Aim
Find how many lines of the listing include the string "title", and report only that figure.
▬▬▬▬▬▬▬▬▬▬
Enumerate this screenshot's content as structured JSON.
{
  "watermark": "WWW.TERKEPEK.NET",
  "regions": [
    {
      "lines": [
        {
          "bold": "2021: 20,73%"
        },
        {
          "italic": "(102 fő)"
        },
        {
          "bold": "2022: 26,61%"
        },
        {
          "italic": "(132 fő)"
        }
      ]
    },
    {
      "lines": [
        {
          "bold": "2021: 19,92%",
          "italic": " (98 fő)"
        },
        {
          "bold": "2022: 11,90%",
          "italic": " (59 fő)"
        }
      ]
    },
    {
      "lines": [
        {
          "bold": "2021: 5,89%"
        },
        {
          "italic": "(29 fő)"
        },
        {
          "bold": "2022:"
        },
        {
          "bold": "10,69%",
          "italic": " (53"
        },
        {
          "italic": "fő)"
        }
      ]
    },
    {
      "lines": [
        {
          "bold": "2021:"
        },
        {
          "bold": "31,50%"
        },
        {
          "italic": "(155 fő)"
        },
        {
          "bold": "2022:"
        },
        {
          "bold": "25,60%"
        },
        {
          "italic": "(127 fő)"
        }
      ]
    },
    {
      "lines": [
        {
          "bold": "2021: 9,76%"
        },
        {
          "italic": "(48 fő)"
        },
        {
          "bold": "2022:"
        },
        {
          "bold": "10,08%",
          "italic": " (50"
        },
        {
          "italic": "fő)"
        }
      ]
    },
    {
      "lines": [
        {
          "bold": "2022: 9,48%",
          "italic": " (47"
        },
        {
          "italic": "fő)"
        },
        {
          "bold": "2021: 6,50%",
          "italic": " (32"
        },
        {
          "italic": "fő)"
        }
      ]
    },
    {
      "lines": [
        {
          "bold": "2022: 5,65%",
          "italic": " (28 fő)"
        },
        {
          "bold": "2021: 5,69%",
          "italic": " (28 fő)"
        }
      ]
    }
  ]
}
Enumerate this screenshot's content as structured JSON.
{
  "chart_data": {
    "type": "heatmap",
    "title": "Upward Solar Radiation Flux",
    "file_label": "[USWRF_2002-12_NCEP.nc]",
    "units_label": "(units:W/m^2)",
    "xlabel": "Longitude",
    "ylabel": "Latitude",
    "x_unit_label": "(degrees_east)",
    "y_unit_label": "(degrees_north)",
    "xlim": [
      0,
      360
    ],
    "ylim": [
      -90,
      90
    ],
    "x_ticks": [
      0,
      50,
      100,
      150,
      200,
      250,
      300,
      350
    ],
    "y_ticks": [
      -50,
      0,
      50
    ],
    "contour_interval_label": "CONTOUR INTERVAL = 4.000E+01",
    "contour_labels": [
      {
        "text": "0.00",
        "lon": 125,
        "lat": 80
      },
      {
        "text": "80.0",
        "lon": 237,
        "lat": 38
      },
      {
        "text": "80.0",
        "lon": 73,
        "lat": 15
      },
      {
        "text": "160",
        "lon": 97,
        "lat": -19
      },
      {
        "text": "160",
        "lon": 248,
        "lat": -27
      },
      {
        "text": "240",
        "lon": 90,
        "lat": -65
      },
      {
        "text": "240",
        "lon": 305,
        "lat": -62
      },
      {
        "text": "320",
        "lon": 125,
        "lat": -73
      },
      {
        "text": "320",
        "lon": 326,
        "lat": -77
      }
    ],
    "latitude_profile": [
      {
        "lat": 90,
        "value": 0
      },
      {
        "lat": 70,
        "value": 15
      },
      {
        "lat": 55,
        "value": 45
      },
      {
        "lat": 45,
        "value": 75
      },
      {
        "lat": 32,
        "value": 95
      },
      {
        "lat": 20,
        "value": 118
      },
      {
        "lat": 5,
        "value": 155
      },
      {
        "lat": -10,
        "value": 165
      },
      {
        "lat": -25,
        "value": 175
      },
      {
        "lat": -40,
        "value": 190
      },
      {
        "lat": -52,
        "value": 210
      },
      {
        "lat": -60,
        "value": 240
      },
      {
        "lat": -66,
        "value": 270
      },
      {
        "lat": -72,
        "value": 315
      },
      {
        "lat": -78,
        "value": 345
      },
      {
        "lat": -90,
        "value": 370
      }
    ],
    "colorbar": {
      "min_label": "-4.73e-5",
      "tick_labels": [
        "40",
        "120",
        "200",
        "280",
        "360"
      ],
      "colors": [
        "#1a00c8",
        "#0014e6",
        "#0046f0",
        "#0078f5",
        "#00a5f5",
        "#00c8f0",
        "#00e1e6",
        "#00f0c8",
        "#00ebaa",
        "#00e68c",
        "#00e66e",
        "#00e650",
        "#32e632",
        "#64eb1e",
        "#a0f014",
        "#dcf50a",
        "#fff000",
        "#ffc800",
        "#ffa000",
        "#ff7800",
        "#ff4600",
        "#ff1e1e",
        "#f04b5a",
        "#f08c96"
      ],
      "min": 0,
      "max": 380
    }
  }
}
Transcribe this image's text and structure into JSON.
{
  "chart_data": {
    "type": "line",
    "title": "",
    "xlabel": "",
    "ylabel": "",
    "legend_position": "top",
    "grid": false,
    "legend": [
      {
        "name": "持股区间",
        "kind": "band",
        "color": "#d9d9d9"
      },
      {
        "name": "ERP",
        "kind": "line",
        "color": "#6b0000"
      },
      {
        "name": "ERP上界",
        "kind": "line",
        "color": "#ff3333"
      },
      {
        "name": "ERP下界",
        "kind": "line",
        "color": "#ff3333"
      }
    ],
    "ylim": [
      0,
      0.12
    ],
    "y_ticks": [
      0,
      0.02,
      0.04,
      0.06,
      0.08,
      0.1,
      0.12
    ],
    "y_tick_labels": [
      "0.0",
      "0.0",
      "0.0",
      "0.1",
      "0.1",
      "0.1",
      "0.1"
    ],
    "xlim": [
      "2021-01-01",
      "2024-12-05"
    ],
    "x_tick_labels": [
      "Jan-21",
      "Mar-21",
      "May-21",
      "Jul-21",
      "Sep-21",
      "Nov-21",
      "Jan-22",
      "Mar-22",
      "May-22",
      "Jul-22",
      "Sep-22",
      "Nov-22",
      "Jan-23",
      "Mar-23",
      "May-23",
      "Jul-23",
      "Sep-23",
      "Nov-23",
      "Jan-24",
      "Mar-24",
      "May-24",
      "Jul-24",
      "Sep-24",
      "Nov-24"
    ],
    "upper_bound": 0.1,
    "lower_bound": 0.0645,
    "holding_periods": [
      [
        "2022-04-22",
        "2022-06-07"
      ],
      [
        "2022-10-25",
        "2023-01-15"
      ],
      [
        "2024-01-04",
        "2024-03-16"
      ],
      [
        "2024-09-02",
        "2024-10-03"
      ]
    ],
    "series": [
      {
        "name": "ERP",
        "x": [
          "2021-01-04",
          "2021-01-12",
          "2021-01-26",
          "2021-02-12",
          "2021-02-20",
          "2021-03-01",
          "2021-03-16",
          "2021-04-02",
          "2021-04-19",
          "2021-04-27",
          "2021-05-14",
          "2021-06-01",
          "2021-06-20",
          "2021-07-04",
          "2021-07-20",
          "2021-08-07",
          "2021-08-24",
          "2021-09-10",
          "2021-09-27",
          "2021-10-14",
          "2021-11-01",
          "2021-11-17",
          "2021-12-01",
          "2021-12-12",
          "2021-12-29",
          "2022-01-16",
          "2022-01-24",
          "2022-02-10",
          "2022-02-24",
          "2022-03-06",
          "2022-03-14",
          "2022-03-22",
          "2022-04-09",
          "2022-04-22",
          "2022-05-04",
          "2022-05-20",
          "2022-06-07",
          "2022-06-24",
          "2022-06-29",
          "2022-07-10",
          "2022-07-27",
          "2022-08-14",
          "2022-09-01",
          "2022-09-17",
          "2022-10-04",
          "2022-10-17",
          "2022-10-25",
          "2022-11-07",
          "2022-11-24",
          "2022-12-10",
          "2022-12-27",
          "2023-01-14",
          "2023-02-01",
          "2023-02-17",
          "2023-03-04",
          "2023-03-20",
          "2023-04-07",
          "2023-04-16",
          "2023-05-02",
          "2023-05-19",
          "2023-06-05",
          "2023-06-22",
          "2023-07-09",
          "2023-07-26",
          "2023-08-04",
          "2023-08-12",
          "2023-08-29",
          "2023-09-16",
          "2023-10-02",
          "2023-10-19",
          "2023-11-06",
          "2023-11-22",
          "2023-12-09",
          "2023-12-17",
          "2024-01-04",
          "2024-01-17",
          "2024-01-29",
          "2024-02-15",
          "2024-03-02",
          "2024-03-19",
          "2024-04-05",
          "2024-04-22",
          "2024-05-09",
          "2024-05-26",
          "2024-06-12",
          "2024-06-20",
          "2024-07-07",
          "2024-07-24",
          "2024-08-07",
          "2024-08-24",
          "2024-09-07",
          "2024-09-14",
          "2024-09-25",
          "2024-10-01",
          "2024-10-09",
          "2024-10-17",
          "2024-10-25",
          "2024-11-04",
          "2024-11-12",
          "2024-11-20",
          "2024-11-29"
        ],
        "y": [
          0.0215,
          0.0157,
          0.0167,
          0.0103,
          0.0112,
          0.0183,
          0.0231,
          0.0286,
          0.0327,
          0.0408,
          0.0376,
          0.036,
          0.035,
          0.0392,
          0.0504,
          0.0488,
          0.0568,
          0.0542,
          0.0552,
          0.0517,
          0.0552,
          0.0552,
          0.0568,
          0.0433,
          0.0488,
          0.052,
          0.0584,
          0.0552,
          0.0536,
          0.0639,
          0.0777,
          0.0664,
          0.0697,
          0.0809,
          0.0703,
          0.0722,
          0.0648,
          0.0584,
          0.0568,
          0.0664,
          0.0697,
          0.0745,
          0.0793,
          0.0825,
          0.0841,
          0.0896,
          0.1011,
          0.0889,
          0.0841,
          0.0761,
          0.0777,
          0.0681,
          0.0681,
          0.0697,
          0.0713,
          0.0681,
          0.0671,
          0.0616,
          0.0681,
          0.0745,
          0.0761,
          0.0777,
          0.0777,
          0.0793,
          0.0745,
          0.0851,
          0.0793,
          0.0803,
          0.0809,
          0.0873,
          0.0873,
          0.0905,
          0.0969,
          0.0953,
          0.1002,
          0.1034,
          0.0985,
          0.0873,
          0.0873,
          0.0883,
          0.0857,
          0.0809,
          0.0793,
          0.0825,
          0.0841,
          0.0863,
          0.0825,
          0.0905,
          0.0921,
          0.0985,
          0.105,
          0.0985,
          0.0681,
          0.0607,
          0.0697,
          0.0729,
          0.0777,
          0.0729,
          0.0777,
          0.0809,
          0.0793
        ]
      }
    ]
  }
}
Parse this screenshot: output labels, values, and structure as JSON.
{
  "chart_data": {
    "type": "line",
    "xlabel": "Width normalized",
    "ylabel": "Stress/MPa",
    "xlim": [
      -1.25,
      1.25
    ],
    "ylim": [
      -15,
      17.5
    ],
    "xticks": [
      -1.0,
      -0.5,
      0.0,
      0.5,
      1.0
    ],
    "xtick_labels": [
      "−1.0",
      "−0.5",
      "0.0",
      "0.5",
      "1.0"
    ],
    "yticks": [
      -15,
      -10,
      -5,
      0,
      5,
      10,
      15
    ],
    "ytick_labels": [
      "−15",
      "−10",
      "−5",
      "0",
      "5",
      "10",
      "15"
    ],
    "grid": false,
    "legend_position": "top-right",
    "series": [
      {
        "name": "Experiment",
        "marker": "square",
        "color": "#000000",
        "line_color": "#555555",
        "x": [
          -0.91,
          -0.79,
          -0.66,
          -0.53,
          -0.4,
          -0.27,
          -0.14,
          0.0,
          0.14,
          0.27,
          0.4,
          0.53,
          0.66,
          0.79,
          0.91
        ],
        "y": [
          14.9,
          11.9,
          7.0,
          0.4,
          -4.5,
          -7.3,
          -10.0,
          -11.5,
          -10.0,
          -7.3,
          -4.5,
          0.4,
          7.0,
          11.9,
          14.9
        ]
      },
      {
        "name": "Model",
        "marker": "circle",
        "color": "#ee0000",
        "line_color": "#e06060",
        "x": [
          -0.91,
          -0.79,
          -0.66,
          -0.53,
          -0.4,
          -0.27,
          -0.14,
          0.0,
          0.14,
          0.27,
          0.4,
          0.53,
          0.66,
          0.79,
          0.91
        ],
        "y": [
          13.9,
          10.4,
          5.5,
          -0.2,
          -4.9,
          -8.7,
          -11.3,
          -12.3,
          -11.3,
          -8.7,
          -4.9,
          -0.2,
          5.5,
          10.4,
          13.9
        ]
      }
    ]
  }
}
▬▬▬▬▬▬▬▬▬▬
Problem solution
2